**Job**
From the entries below, extract every line that includes the word "structural".

[Part of a data file]
******

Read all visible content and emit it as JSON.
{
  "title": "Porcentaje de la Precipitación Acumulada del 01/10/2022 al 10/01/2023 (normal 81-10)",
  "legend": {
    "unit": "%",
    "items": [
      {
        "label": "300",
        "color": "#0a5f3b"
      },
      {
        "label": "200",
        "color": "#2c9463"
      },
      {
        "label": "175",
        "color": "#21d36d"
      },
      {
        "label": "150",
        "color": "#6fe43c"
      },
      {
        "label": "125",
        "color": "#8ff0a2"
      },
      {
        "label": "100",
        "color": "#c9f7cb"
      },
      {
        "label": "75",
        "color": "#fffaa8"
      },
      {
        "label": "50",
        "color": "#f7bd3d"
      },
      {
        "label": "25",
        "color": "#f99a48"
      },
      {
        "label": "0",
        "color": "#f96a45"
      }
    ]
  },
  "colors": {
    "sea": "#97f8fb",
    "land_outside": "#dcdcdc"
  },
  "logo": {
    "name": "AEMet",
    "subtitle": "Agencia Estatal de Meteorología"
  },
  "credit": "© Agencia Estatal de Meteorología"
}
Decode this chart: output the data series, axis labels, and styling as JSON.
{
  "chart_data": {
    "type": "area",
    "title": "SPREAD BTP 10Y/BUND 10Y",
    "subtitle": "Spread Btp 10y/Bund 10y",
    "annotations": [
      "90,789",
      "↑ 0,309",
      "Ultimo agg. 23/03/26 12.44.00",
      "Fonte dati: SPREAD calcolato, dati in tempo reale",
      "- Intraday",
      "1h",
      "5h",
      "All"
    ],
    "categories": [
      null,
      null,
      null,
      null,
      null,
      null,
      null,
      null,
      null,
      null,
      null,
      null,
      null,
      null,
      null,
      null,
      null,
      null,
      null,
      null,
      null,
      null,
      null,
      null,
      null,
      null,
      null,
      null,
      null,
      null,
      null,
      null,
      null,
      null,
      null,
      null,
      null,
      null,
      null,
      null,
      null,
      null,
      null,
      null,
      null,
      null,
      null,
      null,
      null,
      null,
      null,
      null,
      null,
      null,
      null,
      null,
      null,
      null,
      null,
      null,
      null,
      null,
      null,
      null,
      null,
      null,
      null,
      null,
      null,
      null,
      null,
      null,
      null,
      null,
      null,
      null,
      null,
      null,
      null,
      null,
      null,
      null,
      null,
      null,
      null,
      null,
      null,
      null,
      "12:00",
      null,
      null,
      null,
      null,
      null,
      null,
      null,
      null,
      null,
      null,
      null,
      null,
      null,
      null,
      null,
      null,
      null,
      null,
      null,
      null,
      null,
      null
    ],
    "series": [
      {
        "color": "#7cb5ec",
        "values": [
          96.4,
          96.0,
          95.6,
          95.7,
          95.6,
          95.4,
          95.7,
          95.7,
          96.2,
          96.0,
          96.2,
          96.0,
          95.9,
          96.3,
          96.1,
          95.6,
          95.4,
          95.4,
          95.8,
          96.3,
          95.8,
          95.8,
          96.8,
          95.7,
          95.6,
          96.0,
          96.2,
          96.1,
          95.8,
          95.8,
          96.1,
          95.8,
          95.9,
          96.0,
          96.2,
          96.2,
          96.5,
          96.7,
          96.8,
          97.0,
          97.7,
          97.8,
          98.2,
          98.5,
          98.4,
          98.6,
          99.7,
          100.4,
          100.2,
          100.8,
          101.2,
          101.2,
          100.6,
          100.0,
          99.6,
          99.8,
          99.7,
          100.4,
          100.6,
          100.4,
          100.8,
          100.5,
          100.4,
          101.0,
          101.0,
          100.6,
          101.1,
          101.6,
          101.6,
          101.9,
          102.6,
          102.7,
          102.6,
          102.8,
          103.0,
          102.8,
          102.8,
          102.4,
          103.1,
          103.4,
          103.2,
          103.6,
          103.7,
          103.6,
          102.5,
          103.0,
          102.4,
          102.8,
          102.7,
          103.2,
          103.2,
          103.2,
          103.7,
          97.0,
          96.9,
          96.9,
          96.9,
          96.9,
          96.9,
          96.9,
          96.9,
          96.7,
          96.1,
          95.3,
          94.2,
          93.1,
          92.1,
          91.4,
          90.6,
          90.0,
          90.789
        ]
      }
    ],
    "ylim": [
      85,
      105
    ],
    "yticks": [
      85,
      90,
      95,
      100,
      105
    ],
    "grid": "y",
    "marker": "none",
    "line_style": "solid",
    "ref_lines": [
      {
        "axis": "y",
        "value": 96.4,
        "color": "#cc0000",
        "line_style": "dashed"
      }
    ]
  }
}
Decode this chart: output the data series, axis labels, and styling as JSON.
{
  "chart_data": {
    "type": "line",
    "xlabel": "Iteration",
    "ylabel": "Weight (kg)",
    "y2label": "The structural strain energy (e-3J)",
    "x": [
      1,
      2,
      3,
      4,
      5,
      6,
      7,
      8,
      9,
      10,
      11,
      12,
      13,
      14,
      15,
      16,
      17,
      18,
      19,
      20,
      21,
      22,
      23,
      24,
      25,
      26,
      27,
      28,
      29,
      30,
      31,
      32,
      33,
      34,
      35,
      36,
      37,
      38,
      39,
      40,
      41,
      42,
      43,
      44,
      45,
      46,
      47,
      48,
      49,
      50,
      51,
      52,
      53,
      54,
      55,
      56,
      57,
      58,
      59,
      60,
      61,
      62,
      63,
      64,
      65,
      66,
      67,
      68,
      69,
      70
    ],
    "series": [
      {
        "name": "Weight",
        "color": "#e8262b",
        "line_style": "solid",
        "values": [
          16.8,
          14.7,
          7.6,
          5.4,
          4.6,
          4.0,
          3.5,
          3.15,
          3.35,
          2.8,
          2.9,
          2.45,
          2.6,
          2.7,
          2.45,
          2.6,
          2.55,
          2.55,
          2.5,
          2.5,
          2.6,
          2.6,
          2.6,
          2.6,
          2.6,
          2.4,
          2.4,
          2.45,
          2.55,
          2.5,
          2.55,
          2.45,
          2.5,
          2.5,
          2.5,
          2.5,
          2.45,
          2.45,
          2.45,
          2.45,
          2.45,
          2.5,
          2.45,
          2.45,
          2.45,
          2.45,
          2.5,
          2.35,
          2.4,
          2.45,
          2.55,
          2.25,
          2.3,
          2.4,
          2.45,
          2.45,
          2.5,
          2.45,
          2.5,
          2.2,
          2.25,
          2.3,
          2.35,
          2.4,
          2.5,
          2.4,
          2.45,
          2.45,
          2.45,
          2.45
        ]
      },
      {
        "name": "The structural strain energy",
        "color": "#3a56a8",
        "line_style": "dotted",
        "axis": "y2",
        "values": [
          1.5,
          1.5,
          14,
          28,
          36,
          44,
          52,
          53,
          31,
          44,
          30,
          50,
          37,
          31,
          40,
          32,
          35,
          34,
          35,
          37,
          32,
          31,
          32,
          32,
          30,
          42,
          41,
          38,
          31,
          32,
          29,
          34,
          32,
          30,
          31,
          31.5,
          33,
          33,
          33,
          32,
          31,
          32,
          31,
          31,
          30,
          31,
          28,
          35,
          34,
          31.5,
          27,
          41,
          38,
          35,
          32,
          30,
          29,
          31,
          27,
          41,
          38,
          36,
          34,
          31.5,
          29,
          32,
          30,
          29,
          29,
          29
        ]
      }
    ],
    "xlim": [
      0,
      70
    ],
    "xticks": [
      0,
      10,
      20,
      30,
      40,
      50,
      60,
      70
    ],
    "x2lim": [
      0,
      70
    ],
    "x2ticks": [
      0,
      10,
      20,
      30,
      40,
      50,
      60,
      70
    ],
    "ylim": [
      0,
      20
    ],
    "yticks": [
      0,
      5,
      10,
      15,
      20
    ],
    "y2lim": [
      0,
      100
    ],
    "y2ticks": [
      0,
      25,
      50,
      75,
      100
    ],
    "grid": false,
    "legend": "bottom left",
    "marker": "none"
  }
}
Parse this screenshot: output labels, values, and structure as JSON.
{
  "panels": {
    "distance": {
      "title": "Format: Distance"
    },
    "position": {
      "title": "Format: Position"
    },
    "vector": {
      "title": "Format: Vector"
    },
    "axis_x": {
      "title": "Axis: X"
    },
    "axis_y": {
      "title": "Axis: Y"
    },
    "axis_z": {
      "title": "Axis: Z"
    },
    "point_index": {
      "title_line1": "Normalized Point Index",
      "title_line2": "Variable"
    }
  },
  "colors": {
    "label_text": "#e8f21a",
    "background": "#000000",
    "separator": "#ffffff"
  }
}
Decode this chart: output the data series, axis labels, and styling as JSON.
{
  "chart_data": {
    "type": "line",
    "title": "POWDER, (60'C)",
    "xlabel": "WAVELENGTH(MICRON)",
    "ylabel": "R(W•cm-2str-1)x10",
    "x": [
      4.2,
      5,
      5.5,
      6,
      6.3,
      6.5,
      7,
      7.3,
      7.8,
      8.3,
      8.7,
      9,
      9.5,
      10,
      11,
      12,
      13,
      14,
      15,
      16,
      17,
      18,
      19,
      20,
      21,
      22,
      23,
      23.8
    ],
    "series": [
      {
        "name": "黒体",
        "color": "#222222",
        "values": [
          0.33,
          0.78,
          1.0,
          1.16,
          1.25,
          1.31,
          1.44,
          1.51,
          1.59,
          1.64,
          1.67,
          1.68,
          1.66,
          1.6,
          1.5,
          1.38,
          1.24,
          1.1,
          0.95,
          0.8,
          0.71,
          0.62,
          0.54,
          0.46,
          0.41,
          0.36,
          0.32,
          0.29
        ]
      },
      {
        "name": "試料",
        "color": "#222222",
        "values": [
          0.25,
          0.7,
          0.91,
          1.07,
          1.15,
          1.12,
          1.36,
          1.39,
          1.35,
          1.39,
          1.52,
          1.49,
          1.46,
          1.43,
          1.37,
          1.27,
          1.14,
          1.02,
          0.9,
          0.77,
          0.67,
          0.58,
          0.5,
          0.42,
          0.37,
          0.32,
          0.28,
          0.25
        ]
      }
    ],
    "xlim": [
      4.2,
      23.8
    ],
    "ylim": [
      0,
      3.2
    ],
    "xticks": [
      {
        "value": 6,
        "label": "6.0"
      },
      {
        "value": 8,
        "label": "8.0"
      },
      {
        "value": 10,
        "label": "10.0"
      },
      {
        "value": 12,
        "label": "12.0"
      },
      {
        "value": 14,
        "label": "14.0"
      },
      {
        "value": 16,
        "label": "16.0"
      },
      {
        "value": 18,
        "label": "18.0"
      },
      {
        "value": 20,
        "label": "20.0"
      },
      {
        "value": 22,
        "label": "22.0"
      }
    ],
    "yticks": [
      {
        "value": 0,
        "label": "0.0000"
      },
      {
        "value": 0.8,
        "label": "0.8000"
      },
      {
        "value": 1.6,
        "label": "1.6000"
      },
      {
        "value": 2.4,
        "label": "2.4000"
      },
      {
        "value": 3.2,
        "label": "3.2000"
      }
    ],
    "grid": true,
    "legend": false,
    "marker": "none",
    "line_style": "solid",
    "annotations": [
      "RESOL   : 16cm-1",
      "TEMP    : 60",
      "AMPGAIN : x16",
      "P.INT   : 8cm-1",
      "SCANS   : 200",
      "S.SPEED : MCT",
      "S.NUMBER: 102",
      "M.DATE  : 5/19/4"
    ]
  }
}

******

**Solution below**
    "y2label": "The structural strain energy (e-3J)",
        "name": "The structural strain energy",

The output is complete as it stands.